Work out how many lines include "this" and answer with that number only.

— START Listed entries —

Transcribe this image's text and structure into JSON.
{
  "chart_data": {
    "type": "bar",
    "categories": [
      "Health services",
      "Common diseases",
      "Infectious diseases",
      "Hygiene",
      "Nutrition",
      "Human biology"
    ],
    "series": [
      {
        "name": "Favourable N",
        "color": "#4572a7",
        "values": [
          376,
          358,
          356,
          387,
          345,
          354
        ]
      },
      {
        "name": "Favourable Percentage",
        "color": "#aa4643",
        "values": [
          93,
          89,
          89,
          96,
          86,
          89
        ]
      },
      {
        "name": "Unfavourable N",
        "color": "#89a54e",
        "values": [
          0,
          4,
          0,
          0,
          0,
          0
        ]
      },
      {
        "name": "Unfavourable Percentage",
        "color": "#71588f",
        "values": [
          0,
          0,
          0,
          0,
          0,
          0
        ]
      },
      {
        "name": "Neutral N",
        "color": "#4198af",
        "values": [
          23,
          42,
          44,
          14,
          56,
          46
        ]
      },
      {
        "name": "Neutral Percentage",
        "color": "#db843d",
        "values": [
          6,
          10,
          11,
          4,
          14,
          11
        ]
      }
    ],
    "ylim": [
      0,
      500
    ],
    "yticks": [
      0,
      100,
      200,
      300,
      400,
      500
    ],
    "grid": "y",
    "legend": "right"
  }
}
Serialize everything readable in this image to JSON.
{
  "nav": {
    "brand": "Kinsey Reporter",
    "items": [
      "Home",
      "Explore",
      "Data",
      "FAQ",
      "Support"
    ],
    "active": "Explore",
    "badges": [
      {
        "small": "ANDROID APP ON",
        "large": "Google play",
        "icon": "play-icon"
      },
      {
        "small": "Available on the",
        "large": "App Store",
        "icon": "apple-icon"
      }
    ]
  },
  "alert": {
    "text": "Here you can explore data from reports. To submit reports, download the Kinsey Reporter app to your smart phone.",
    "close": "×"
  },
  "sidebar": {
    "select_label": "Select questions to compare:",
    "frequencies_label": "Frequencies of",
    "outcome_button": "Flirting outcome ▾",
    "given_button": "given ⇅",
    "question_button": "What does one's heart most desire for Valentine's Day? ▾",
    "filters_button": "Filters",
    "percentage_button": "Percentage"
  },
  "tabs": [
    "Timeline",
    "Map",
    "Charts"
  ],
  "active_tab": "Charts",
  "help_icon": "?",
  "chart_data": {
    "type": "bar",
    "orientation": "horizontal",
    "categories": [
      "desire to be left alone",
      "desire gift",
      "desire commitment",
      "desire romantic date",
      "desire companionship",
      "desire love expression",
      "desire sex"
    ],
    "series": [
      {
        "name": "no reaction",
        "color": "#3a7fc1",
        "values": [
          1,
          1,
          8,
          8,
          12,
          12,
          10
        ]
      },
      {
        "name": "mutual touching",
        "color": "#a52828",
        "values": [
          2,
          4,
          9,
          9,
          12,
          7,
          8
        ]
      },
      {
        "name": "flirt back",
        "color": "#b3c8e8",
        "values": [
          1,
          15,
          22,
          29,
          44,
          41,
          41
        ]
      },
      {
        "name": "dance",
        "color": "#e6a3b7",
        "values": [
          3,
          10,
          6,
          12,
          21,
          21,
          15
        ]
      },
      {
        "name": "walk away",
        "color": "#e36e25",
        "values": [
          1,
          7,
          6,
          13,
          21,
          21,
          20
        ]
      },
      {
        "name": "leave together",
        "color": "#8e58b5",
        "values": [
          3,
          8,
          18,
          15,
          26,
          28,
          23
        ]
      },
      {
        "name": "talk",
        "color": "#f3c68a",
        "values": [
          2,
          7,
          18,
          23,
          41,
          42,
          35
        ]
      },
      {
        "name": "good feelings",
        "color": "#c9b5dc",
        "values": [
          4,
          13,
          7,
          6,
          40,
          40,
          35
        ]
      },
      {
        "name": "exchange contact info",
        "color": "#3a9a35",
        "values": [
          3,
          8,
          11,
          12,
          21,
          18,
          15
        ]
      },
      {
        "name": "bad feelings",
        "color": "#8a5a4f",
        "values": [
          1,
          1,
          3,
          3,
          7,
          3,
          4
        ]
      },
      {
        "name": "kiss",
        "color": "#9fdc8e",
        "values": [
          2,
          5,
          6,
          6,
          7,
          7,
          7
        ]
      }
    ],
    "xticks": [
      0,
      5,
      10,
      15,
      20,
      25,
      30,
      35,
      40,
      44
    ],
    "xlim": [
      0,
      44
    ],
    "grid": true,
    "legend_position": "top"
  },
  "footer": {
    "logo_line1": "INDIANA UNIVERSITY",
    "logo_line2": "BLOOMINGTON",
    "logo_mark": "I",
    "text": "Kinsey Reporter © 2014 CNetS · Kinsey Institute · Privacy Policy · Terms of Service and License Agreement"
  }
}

— END Listed entries —

Completed exercise:
2